## Exercise objective
Wherever "Profile" appears in a line, copy that line.

Data entries:
■ ■ ■
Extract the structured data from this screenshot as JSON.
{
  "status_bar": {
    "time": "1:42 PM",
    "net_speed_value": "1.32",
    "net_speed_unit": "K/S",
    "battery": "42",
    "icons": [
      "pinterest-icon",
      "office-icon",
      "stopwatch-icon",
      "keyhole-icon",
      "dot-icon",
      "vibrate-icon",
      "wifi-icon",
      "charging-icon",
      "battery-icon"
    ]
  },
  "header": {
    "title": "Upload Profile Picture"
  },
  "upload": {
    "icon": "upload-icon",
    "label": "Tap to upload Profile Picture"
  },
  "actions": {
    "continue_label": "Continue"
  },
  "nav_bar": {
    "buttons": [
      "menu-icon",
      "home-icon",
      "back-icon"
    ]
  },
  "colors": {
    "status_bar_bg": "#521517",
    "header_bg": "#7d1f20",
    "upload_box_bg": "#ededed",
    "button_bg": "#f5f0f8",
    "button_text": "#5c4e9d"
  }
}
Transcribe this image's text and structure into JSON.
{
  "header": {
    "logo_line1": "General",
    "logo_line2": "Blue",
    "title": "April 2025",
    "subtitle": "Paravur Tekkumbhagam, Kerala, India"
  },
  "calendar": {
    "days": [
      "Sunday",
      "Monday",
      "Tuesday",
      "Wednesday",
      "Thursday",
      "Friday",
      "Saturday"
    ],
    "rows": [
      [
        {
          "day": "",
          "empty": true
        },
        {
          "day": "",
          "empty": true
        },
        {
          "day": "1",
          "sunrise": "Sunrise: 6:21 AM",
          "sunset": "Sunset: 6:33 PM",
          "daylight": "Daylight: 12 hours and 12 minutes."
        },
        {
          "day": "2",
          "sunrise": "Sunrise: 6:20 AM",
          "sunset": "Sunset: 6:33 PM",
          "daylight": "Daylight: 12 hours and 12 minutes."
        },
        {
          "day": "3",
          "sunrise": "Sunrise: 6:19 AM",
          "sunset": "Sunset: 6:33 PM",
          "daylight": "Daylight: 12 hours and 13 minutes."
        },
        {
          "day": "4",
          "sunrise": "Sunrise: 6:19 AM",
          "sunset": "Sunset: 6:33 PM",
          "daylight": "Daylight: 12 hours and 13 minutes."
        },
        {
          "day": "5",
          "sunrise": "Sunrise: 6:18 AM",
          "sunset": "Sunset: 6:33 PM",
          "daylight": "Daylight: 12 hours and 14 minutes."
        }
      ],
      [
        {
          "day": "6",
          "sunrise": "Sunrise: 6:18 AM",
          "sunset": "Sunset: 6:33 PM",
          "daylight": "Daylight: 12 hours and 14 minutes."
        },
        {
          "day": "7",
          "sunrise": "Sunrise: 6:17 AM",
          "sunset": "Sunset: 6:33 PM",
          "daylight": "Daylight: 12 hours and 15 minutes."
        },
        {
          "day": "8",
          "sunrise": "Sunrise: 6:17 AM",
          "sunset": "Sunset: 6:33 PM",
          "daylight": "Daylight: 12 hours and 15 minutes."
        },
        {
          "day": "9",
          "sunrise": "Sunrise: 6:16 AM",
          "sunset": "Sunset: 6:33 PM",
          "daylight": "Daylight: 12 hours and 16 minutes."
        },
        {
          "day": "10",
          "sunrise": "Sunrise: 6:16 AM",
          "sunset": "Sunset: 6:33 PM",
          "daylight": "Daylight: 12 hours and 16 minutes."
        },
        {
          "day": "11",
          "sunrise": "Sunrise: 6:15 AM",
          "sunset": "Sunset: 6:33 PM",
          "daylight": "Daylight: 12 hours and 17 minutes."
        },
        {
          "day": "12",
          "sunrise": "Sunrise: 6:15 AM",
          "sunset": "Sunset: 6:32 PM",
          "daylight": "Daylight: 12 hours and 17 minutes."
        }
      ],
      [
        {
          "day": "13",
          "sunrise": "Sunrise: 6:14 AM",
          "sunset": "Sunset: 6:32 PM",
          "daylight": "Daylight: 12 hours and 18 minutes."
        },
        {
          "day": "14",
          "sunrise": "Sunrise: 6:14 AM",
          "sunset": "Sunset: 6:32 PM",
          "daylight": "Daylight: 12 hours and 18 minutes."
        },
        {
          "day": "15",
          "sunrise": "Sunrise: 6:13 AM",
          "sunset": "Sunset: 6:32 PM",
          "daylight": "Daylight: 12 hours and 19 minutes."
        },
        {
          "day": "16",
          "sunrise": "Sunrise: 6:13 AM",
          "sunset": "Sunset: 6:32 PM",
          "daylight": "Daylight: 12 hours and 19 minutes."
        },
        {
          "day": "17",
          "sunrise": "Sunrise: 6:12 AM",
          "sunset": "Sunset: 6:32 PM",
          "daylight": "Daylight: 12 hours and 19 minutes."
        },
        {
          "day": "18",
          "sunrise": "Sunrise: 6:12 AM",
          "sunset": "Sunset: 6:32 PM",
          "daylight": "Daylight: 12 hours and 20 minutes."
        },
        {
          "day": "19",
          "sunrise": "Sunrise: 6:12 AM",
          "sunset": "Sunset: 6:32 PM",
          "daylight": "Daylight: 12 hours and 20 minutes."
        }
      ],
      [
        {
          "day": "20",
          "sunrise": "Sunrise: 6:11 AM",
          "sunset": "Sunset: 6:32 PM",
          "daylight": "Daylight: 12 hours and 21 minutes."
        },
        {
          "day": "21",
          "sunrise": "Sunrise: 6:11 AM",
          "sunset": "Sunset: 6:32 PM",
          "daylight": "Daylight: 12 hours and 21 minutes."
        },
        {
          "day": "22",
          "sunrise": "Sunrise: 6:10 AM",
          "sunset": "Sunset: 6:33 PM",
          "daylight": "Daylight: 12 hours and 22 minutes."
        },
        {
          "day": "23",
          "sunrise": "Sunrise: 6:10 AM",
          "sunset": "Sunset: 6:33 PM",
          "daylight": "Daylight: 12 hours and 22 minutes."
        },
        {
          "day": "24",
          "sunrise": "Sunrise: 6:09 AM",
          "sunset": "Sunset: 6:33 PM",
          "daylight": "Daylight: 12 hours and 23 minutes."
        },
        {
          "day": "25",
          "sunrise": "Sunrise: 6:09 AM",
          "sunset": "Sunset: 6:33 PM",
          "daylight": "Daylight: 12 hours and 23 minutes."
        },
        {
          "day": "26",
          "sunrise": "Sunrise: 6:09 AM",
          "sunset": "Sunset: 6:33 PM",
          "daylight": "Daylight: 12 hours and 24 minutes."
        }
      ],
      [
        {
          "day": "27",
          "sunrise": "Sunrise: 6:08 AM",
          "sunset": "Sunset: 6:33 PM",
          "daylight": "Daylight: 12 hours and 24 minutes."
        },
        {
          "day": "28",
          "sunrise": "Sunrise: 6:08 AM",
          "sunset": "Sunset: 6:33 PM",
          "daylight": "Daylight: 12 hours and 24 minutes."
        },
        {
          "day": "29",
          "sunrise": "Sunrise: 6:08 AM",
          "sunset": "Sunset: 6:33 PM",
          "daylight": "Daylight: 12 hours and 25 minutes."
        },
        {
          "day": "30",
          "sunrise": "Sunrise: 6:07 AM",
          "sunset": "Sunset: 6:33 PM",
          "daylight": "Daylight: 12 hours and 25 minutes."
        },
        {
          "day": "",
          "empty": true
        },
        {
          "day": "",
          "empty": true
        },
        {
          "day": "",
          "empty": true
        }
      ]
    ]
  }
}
■ ■ ■
## Response to the task
    "title": "Upload Profile Picture"
    "label": "Tap to upload Profile Picture"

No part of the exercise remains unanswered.